• What this task involves: Return all the data, word for word.

Figure data in JSON:

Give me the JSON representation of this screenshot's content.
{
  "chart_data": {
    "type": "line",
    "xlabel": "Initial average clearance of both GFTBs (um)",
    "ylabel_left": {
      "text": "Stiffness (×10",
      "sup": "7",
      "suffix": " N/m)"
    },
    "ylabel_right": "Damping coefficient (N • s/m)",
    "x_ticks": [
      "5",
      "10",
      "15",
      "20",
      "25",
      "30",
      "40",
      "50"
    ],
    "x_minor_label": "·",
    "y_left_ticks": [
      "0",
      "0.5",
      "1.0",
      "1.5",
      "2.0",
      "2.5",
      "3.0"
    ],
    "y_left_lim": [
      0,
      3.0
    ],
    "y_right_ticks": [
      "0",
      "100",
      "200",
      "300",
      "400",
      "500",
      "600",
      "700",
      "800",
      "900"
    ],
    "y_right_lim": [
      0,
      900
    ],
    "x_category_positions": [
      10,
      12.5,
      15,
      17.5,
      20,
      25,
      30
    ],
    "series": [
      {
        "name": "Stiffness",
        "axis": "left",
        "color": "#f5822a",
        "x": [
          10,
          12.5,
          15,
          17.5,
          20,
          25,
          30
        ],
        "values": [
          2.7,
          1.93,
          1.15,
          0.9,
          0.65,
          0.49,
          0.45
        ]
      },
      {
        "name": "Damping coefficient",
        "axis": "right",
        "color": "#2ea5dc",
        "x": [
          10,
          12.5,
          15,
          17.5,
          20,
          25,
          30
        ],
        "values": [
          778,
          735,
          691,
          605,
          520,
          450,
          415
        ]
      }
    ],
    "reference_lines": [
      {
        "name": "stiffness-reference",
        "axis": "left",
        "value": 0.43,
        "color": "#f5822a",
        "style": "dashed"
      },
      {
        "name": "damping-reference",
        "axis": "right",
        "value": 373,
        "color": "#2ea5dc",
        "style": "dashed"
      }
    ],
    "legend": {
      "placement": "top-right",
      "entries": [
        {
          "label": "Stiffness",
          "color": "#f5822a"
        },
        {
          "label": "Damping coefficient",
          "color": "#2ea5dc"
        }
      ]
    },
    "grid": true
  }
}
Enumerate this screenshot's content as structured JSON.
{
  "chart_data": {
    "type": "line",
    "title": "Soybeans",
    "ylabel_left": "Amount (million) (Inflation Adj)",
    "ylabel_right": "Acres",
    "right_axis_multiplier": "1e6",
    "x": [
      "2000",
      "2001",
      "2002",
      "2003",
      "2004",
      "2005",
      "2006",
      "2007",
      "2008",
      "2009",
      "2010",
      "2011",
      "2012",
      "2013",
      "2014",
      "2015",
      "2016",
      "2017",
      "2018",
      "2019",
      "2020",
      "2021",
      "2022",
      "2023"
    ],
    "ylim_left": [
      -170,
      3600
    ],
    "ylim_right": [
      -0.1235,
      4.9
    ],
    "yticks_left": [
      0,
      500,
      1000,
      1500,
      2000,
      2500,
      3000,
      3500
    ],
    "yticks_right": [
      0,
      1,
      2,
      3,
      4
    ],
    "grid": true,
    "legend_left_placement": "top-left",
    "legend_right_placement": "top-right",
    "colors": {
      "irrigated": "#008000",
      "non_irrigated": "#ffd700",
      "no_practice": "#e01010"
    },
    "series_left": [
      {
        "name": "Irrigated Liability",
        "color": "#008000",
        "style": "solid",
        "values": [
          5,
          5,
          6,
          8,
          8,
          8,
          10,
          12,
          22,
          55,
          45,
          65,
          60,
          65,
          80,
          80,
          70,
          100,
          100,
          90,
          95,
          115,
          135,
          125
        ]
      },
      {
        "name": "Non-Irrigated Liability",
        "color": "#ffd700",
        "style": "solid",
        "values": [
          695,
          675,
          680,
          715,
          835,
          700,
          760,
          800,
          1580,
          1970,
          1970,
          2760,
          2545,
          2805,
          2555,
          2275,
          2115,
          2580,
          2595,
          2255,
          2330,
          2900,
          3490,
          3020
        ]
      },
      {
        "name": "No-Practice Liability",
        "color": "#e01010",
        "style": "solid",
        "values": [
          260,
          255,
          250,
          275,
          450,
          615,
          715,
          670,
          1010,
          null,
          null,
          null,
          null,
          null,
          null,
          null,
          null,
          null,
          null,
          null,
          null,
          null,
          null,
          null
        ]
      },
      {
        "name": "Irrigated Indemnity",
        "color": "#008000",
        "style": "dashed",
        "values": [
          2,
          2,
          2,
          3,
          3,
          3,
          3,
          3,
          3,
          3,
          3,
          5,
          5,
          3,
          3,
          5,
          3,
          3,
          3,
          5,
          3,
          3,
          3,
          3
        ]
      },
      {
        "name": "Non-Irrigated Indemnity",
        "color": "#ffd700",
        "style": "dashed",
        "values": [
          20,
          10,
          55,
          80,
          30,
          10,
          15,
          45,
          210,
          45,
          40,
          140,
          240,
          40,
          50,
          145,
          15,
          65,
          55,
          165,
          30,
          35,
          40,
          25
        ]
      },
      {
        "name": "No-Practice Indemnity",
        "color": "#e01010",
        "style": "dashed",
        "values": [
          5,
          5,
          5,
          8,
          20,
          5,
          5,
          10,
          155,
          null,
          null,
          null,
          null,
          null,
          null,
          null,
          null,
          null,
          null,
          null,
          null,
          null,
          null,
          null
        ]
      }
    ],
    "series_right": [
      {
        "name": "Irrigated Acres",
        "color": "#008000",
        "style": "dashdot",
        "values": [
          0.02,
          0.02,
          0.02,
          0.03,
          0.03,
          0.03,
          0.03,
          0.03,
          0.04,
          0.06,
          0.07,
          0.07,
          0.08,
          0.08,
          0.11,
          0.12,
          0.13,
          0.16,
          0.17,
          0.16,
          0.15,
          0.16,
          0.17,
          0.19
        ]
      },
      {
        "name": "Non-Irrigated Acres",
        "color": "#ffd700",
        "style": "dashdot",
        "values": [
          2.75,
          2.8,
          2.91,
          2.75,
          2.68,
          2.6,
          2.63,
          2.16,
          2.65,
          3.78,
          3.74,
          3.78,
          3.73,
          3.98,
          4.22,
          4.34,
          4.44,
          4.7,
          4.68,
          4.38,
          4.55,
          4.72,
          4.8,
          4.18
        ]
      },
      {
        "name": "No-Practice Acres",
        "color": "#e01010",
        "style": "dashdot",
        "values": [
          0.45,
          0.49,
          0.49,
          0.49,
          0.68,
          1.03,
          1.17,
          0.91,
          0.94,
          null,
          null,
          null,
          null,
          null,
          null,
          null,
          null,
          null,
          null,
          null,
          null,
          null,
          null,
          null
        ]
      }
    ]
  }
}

• Full response:
Give me the JSON representation of this screenshot's content.
{
  "chart_data": {
    "type": "line",
    "xlabel": "Initial average clearance of both GFTBs (um)",
    "ylabel_left": {
      "text": "Stiffness (×10",
      "sup": "7",
      "suffix": " N/m)"
    },
    "ylabel_right": "Damping coefficient (N • s/m)",
    "x_ticks": [
      "5",
      "10",
      "15",
      "20",
      "25",
      "30",
      "40",
      "50"
    ],
    "x_minor_label": "·",
    "y_left_ticks": [
      "0",
      "0.5",
      "1.0",
      "1.5",
      "2.0",
      "2.5",
      "3.0"
    ],
    "y_left_lim": [
      0,
      3.0
    ],
    "y_right_ticks": [
      "0",
      "100",
      "200",
      "300",
      "400",
      "500",
      "600",
      "700",
      "800",
      "900"
    ],
    "y_right_lim": [
      0,
      900
    ],
    "x_category_positions": [
      10,
      12.5,
      15,
      17.5,
      20,
      25,
      30
    ],
    "series": [
      {
        "name": "Stiffness",
        "axis": "left",
        "color": "#f5822a",
        "x": [
          10,
          12.5,
          15,
          17.5,
          20,
          25,
          30
        ],
        "values": [
          2.7,
          1.93,
          1.15,
          0.9,
          0.65,
          0.49,
          0.45
        ]
      },
      {
        "name": "Damping coefficient",
        "axis": "right",
        "color": "#2ea5dc",
        "x": [
          10,
          12.5,
          15,
          17.5,
          20,
          25,
          30
        ],
        "values": [
          778,
          735,
          691,
          605,
          520,
          450,
          415
        ]
      }
    ],
    "reference_lines": [
      {
        "name": "stiffness-reference",
        "axis": "left",
        "value": 0.43,
        "color": "#f5822a",
        "style": "dashed"
      },
      {
        "name": "damping-reference",
        "axis": "right",
        "value": 373,
        "color": "#2ea5dc",
        "style": "dashed"
      }
    ],
    "legend": {
      "placement": "top-right",
      "entries": [
        {
          "label": "Stiffness",
          "color": "#f5822a"
        },
        {
          "label": "Damping coefficient",
          "color": "#2ea5dc"
        }
      ]
    },
    "grid": true
  }
}
Enumerate this screenshot's content as structured JSON.
{
  "chart_data": {
    "type": "line",
    "title": "Soybeans",
    "ylabel_left": "Amount (million) (Inflation Adj)",
    "ylabel_right": "Acres",
    "right_axis_multiplier": "1e6",
    "x": [
      "2000",
      "2001",
      "2002",
      "2003",
      "2004",
      "2005",
      "2006",
      "2007",
      "2008",
      "2009",
      "2010",
      "2011",
      "2012",
      "2013",
      "2014",
      "2015",
      "2016",
      "2017",
      "2018",
      "2019",
      "2020",
      "2021",
      "2022",
      "2023"
    ],
    "ylim_left": [
      -170,
      3600
    ],
    "ylim_right": [
      -0.1235,
      4.9
    ],
    "yticks_left": [
      0,
      500,
      1000,
      1500,
      2000,
      2500,
      3000,
      3500
    ],
    "yticks_right": [
      0,
      1,
      2,
      3,
      4
    ],
    "grid": true,
    "legend_left_placement": "top-left",
    "legend_right_placement": "top-right",
    "colors": {
      "irrigated": "#008000",
      "non_irrigated": "#ffd700",
      "no_practice": "#e01010"
    },
    "series_left": [
      {
        "name": "Irrigated Liability",
        "color": "#008000",
        "style": "solid",
        "values": [
          5,
          5,
          6,
          8,
          8,
          8,
          10,
          12,
          22,
          55,
          45,
          65,
          60,
          65,
          80,
          80,
          70,
          100,
          100,
          90,
          95,
          115,
          135,
          125
        ]
      },
      {
        "name": "Non-Irrigated Liability",
        "color": "#ffd700",
        "style": "solid",
        "values": [
          695,
          675,
          680,
          715,
          835,
          700,
          760,
          800,
          1580,
          1970,
          1970,
          2760,
          2545,
          2805,
          2555,
          2275,
          2115,
          2580,
          2595,
          2255,
          2330,
          2900,
          3490,
          3020
        ]
      },
      {
        "name": "No-Practice Liability",
        "color": "#e01010",
        "style": "solid",
        "values": [
          260,
          255,
          250,
          275,
          450,
          615,
          715,
          670,
          1010,
          null,
          null,
          null,
          null,
          null,
          null,
          null,
          null,
          null,
          null,
          null,
          null,
          null,
          null,
          null
        ]
      },
      {
        "name": "Irrigated Indemnity",
        "color": "#008000",
        "style": "dashed",
        "values": [
          2,
          2,
          2,
          3,
          3,
          3,
          3,
          3,
          3,
          3,
          3,
          5,
          5,
          3,
          3,
          5,
          3,
          3,
          3,
          5,
          3,
          3,
          3,
          3
        ]
      },
      {
        "name": "Non-Irrigated Indemnity",
        "color": "#ffd700",
        "style": "dashed",
        "values": [
          20,
          10,
          55,
          80,
          30,
          10,
          15,
          45,
          210,
          45,
          40,
          140,
          240,
          40,
          50,
          145,
          15,
          65,
          55,
          165,
          30,
          35,
          40,
          25
        ]
      },
      {
        "name": "No-Practice Indemnity",
        "color": "#e01010",
        "style": "dashed",
        "values": [
          5,
          5,
          5,
          8,
          20,
          5,
          5,
          10,
          155,
          null,
          null,
          null,
          null,
          null,
          null,
          null,
          null,
          null,
          null,
          null,
          null,
          null,
          null,
          null
        ]
      }
    ],
    "series_right": [
      {
        "name": "Irrigated Acres",
        "color": "#008000",
        "style": "dashdot",
        "values": [
          0.02,
          0.02,
          0.02,
          0.03,
          0.03,
          0.03,
          0.03,
          0.03,
          0.04,
          0.06,
          0.07,
          0.07,
          0.08,
          0.08,
          0.11,
          0.12,
          0.13,
          0.16,
          0.17,
          0.16,
          0.15,
          0.16,
          0.17,
          0.19
        ]
      },
      {
        "name": "Non-Irrigated Acres",
        "color": "#ffd700",
        "style": "dashdot",
        "values": [
          2.75,
          2.8,
          2.91,
          2.75,
          2.68,
          2.6,
          2.63,
          2.16,
          2.65,
          3.78,
          3.74,
          3.78,
          3.73,
          3.98,
          4.22,
          4.34,
          4.44,
          4.7,
          4.68,
          4.38,
          4.55,
          4.72,
          4.8,
          4.18
        ]
      },
      {
        "name": "No-Practice Acres",
        "color": "#e01010",
        "style": "dashdot",
        "values": [
          0.45,
          0.49,
          0.49,
          0.49,
          0.68,
          1.03,
          1.17,
          0.91,
          0.94,
          null,
          null,
          null,
          null,
          null,
          null,
          null,
          null,
          null,
          null,
          null,
          null,
          null,
          null,
          null
        ]
      }
    ]
  }
}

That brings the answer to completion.